Find the string "page" in the records. Copy every line it appears in.

+===+

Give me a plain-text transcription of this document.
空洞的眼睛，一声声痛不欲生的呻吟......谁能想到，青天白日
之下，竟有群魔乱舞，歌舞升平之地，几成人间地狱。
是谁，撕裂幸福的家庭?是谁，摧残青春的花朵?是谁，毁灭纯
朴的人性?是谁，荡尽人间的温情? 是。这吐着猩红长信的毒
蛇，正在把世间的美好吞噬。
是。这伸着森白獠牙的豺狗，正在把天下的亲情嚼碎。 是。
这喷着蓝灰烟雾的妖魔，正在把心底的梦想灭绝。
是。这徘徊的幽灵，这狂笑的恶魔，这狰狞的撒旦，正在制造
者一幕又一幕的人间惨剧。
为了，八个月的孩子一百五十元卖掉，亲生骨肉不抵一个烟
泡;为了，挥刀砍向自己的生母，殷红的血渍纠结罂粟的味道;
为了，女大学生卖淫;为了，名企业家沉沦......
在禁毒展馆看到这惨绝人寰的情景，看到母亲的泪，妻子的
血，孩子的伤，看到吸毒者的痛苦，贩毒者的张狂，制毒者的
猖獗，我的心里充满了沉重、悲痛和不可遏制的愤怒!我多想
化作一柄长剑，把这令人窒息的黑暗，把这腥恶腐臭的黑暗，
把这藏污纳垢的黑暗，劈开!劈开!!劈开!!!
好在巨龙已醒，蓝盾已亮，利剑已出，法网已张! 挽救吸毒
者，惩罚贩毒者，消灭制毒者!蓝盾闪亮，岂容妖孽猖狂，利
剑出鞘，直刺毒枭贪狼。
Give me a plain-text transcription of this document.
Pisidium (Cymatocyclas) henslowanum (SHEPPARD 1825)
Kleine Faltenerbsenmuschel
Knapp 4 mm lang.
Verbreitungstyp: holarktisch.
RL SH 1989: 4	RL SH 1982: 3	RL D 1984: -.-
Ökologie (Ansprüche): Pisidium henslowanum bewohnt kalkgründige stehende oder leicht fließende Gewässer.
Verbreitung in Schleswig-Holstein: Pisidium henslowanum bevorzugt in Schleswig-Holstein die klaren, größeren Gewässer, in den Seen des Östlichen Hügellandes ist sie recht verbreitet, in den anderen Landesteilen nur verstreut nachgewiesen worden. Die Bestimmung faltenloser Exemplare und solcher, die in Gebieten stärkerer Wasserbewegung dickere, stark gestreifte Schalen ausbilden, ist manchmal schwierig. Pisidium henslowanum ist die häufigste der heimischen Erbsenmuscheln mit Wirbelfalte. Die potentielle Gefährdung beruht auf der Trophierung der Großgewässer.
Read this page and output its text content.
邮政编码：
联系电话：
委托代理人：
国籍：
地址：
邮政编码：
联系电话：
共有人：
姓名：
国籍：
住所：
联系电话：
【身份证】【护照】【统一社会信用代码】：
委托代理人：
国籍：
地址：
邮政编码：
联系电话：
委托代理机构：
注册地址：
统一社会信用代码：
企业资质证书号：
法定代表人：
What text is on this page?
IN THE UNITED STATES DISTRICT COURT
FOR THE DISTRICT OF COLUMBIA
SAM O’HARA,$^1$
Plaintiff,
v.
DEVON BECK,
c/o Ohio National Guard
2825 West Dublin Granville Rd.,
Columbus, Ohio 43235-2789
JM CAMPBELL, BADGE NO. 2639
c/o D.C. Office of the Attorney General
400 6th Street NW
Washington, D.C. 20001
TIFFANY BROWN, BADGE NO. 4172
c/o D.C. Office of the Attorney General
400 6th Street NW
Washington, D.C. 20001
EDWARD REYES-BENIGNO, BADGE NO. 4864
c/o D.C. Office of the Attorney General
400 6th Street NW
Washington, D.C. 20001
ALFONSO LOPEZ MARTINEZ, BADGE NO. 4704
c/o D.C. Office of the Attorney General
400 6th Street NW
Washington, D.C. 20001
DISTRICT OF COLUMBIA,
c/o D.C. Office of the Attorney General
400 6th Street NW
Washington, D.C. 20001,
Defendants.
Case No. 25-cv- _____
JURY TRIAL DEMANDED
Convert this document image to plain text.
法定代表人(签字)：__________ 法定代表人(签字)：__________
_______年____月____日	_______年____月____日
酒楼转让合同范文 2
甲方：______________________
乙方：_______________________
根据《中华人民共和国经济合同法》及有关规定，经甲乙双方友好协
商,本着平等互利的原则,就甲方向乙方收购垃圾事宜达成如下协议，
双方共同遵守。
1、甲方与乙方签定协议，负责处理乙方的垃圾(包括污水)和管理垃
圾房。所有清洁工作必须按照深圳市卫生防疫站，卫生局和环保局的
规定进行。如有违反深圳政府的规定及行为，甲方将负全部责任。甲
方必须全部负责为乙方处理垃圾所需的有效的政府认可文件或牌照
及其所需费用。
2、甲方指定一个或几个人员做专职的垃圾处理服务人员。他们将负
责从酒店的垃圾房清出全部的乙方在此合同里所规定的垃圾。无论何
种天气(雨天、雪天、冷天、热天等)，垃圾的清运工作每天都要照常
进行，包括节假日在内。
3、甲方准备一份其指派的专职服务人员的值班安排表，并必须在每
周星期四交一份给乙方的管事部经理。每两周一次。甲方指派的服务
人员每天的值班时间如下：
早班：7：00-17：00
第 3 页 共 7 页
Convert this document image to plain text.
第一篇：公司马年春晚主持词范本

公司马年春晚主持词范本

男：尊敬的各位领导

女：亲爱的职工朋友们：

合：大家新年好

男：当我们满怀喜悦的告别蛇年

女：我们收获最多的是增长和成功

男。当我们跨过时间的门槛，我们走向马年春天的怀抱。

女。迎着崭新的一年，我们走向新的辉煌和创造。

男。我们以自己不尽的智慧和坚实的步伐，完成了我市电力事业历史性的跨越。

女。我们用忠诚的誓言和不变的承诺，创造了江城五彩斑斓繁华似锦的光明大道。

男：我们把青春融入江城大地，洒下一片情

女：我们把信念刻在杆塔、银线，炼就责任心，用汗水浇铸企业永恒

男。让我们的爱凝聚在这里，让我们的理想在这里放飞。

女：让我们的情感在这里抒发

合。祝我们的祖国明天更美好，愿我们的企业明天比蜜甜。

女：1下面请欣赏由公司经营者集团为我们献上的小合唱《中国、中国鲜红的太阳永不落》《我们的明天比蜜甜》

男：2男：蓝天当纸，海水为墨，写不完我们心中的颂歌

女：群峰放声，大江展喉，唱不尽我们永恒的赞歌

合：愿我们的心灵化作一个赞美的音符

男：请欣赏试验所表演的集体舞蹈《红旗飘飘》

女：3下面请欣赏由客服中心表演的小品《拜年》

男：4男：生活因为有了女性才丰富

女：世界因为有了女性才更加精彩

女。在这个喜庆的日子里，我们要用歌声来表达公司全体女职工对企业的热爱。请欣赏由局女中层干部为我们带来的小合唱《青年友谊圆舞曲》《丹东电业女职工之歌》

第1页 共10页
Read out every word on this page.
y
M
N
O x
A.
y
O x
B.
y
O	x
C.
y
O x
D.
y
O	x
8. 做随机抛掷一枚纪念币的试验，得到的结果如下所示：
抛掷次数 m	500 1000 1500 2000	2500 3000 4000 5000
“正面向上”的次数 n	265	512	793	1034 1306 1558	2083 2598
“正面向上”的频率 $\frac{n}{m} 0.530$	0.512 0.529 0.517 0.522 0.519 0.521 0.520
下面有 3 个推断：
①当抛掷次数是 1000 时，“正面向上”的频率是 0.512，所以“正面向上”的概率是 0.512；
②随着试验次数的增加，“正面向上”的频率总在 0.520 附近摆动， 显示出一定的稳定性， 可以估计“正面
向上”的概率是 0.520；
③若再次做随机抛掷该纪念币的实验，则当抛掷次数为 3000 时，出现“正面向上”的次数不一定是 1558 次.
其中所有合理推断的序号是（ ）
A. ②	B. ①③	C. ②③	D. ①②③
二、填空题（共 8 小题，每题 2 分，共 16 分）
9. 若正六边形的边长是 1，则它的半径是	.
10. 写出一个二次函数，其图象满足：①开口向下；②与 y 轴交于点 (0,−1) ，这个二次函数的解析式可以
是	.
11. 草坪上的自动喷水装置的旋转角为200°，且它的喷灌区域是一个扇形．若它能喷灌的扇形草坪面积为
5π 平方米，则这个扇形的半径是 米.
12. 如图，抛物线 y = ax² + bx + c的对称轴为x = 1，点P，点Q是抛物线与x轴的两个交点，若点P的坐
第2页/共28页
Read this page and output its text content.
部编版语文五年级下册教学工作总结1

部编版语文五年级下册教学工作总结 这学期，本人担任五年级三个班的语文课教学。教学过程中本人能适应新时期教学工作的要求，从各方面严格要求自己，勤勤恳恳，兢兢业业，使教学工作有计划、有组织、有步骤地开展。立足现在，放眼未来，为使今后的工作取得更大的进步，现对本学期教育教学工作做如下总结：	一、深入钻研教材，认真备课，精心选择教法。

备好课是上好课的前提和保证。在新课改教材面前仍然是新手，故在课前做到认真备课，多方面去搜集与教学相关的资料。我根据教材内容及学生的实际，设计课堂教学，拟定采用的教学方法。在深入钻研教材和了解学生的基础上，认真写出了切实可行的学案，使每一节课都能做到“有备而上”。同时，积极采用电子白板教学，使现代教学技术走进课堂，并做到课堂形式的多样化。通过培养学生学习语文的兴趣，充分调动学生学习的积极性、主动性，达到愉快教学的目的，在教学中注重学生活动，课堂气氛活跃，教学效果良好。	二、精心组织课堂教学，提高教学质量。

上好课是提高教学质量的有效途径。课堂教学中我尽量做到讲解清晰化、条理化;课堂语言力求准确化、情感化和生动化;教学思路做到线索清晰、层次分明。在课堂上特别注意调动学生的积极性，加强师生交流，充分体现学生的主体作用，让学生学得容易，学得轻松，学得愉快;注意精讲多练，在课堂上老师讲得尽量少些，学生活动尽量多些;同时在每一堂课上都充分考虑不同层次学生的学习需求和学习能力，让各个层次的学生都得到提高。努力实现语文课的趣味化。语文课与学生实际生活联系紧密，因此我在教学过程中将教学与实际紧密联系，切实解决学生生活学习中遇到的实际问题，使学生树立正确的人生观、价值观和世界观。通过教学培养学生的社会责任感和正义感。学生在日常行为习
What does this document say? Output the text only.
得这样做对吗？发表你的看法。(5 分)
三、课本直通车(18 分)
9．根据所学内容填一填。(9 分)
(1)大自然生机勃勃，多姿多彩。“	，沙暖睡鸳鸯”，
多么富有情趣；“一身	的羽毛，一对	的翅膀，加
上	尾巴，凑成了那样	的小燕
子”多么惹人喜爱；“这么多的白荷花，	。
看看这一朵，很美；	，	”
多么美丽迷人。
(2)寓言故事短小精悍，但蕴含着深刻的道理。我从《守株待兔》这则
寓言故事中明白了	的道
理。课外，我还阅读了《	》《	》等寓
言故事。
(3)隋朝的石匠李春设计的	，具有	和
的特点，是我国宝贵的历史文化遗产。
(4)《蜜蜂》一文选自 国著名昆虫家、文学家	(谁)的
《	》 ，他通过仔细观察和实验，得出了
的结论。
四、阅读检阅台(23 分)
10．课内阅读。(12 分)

+===+

* _Reply_
Read this page and output its text content.
What text is on this page?
Read out every word on this page.
Read this page and output its text content.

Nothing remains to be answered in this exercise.